Text shown
Irons’ first role since the Oscar is the title character in “Kafka,” Wunderkind director Steven Soderbergh’s second feature, which opens in Los Angeles and New York this week. Despite its title, the film is not a biography of Franz Kafka, the tormented Austrian author of “The Trial,” “The Metamorphosis” and other disturbing dreams on the 20th Century. Rather, it is a sort of detective story in which an anonymous insurance clerk in Prague bearing some resemblance to the famous writer sets out to solve the mystery of a murdered friend and stumbles into the darkest chambers of the modern state.

Filmed in Prague, mostly in black-and-white and full of damp, empty, cobble-stone streets, the film often looks like a homage to director Carol Reed’s 1949 thriller “The Third Man,” yet its script, by Lem Dobbs, follows detours into vaudeville humor and technocratic horrors, Terry Gilliam-style. The movie is, to say the least, hard to classify, and Irons, who has just seen it, isn’t sure what to make of it himself.

[Records from a data source]
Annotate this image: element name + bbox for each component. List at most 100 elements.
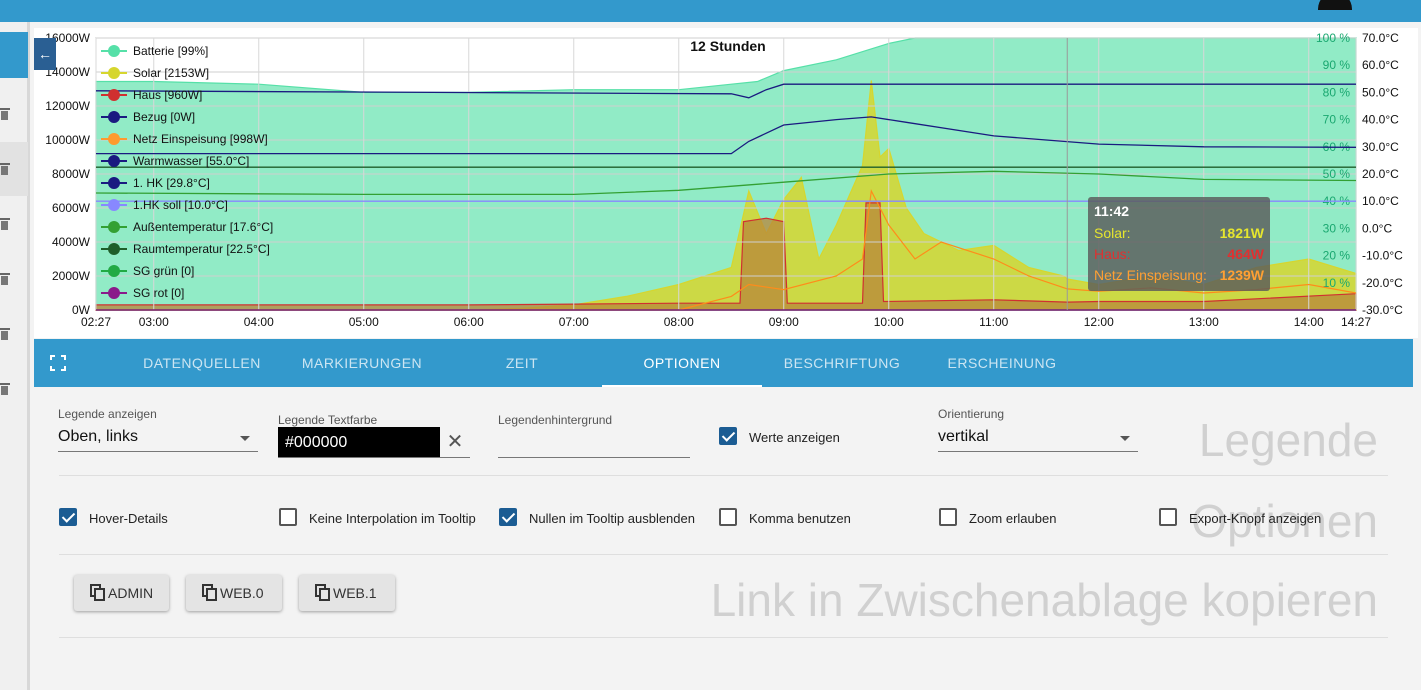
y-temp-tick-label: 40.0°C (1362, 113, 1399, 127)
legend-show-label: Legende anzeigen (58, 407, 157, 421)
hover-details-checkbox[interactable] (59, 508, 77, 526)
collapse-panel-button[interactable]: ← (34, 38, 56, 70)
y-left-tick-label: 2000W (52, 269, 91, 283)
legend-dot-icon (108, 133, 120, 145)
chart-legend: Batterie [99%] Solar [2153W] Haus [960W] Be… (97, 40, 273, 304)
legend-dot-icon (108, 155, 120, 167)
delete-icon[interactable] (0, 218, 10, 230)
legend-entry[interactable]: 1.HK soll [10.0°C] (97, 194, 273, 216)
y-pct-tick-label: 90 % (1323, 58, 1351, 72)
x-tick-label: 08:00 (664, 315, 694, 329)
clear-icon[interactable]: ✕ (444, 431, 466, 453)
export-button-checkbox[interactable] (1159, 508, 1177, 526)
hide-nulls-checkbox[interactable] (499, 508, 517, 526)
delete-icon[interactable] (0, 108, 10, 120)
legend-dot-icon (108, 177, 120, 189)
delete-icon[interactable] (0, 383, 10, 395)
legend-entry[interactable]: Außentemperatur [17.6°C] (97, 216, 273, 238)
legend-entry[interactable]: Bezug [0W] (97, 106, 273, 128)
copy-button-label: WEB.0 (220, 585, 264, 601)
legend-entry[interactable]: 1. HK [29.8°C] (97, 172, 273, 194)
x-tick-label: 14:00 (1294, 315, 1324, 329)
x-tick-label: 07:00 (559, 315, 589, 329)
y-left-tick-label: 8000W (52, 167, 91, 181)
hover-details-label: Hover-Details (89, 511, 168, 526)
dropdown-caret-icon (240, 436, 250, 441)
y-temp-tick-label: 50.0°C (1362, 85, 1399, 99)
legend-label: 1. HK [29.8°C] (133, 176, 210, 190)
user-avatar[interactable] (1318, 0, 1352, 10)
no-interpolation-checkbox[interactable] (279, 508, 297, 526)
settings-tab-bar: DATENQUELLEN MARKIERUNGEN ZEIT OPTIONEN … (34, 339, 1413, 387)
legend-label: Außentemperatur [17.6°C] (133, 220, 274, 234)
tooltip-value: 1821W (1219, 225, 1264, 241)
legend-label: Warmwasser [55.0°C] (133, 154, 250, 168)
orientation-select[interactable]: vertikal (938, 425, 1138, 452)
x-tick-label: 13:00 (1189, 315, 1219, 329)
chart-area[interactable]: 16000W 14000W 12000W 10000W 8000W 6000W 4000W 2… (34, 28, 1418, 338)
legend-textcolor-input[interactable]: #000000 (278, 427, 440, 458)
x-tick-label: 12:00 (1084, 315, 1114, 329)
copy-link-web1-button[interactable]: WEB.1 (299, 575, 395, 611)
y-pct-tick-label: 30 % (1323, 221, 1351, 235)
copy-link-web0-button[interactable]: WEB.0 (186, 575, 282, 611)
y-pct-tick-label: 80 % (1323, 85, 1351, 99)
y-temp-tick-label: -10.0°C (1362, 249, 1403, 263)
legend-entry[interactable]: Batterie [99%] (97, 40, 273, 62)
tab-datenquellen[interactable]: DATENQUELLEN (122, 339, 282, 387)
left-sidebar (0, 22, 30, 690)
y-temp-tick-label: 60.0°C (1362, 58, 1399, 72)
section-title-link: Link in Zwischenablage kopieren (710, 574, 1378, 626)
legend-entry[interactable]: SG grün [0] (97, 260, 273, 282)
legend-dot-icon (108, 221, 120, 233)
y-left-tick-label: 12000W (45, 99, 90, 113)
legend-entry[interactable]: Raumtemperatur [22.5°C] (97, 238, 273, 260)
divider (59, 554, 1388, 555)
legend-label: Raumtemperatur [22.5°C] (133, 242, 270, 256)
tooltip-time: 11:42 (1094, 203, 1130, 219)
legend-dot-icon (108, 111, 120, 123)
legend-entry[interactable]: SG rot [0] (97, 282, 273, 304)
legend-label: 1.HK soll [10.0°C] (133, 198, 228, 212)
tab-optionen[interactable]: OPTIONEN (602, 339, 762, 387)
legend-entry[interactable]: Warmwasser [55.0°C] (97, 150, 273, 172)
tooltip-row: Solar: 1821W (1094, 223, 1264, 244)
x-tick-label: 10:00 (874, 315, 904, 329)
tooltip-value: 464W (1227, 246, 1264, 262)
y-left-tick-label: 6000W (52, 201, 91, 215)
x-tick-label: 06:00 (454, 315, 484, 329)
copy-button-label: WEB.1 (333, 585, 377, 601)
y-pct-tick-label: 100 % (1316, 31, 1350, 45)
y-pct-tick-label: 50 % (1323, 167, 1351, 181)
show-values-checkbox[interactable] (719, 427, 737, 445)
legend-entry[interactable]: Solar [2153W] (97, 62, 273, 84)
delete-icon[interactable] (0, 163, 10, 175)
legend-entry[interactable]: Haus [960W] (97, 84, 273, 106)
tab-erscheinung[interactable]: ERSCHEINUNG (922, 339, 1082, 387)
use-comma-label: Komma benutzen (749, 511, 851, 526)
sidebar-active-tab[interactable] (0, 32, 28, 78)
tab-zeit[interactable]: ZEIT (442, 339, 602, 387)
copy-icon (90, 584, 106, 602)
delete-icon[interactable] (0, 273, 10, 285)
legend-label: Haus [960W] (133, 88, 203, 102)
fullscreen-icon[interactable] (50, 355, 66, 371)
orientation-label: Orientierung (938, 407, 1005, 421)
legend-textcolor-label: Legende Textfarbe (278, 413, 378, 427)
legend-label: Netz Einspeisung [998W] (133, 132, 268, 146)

What to do
1: Reproduce verbatim the part of the article on the film "Kafka" starting with "Filmed in Prague, mostly" and going on through "of it himself.".
2: Carry the article on the film "Kafka" further, picking up after its last sentence.

Answers given
1:
Filmed in Prague, mostly in black-and-white and full of damp, empty, cobble-stone streets, the film often looks like a homage to director Carol Reed’s 1949 thriller “The Third Man,” yet its script, by Lem Dobbs, follows detours into vaudeville humor and technocratic horrors, Terry Gilliam-style. The movie is, to say the least, hard to classify, and Irons, who has just seen it, isn’t sure what to make of it himself.

2:
“I’ve never before done a film where I knew so little about what it’s about while I was doing it. Which is sort of right. I didn’t discourage that feeling because I thought, well, my character doesn’t really know what’s happening, so I think I’m in the right place.”

He plucks another British cigarette from its cardboard box and drops the box back on the table. We are having coffee in his two-story suite at the Barbizon on the east side of Manhattan, where he and his actress wife, Sinead Cusack, are laying over for two days after a week of filming a new movie called “Waterland” in Pittsburgh. Irons has on a pair of charcoal-gray corduroy pants, a sweater vest and a paisley tie. There are yellowish nicotine stains at the ends of his fingers.

“It’s a lot of things,” he says about “Kafka.” “Actually, I think the murder mystery is the weakest part. I think the story is the weakest part. But I think it’s so inventive. The pictures are so good.”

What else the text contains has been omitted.